Revise the material from its first line through the line containing "close-ar-button[interactable]: X bbox=[52, 94, 112, 154]", inclusive, so that every "vertebra-spinous-process" reads "vertebra-process" and nothing else changes.

RECORDED INFORMATION
● ● ● ● ●

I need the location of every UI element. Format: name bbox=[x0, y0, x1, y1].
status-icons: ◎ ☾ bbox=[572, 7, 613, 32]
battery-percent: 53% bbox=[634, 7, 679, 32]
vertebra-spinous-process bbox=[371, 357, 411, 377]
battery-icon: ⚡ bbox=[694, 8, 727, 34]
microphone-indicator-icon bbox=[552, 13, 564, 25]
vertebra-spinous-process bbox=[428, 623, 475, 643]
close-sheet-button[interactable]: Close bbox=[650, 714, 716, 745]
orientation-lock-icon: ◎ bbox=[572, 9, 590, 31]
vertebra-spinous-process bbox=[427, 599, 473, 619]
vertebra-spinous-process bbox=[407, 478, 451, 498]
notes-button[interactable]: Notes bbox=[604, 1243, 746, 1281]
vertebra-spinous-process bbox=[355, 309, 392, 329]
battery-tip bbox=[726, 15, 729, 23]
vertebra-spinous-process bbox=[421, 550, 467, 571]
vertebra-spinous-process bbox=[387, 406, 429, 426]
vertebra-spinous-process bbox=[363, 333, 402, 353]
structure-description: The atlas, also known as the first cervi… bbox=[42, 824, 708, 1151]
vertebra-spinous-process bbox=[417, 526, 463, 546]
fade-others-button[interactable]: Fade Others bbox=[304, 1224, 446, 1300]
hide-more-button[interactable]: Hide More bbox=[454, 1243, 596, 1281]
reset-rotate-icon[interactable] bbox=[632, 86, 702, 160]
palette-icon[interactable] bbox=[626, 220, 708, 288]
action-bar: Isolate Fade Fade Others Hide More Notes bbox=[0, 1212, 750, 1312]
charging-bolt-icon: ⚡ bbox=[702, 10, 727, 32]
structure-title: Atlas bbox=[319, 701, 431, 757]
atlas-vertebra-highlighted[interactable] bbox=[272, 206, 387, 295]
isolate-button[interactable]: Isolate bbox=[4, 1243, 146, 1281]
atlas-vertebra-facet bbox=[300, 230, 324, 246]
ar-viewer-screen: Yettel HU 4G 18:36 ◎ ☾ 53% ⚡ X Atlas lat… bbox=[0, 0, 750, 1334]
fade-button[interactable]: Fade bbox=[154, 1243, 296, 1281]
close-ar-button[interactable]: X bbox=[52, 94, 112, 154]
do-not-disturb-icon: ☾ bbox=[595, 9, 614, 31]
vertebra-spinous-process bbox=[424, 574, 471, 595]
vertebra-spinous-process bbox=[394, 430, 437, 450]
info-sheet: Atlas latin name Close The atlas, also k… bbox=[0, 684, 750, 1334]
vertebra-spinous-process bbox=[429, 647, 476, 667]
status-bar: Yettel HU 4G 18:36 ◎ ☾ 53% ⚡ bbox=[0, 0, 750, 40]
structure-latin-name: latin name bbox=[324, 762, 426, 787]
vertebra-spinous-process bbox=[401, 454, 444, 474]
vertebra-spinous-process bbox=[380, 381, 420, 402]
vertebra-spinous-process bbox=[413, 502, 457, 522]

● ● ● ● ●

RIGHT ANSWER
I need the location of every UI element. Format: name bbox=[x0, y0, x1, y1].
status-icons: ◎ ☾ bbox=[572, 7, 613, 32]
battery-percent: 53% bbox=[634, 7, 679, 32]
vertebra-process bbox=[371, 357, 411, 377]
battery-icon: ⚡ bbox=[694, 8, 727, 34]
microphone-indicator-icon bbox=[552, 13, 564, 25]
vertebra-process bbox=[428, 623, 475, 643]
close-sheet-button[interactable]: Close bbox=[650, 714, 716, 745]
orientation-lock-icon: ◎ bbox=[572, 9, 590, 31]
vertebra-process bbox=[427, 599, 473, 619]
vertebra-process bbox=[407, 478, 451, 498]
notes-button[interactable]: Notes bbox=[604, 1243, 746, 1281]
vertebra-process bbox=[355, 309, 392, 329]
battery-tip bbox=[726, 15, 729, 23]
vertebra-process bbox=[421, 550, 467, 571]
vertebra-process bbox=[387, 406, 429, 426]
vertebra-process bbox=[363, 333, 402, 353]
structure-description: The atlas, also known as the first cervi… bbox=[42, 824, 708, 1151]
vertebra-process bbox=[417, 526, 463, 546]
fade-others-button[interactable]: Fade Others bbox=[304, 1224, 446, 1300]
hide-more-button[interactable]: Hide More bbox=[454, 1243, 596, 1281]
reset-rotate-icon[interactable] bbox=[632, 86, 702, 160]
palette-icon[interactable] bbox=[626, 220, 708, 288]
action-bar: Isolate Fade Fade Others Hide More Notes bbox=[0, 1212, 750, 1312]
charging-bolt-icon: ⚡ bbox=[702, 10, 727, 32]
structure-title: Atlas bbox=[319, 701, 431, 757]
atlas-vertebra-highlighted[interactable] bbox=[272, 206, 387, 295]
isolate-button[interactable]: Isolate bbox=[4, 1243, 146, 1281]
atlas-vertebra-facet bbox=[300, 230, 324, 246]
ar-viewer-screen: Yettel HU 4G 18:36 ◎ ☾ 53% ⚡ X Atlas lat… bbox=[0, 0, 750, 1334]
fade-button[interactable]: Fade bbox=[154, 1243, 296, 1281]
close-ar-button[interactable]: X bbox=[52, 94, 112, 154]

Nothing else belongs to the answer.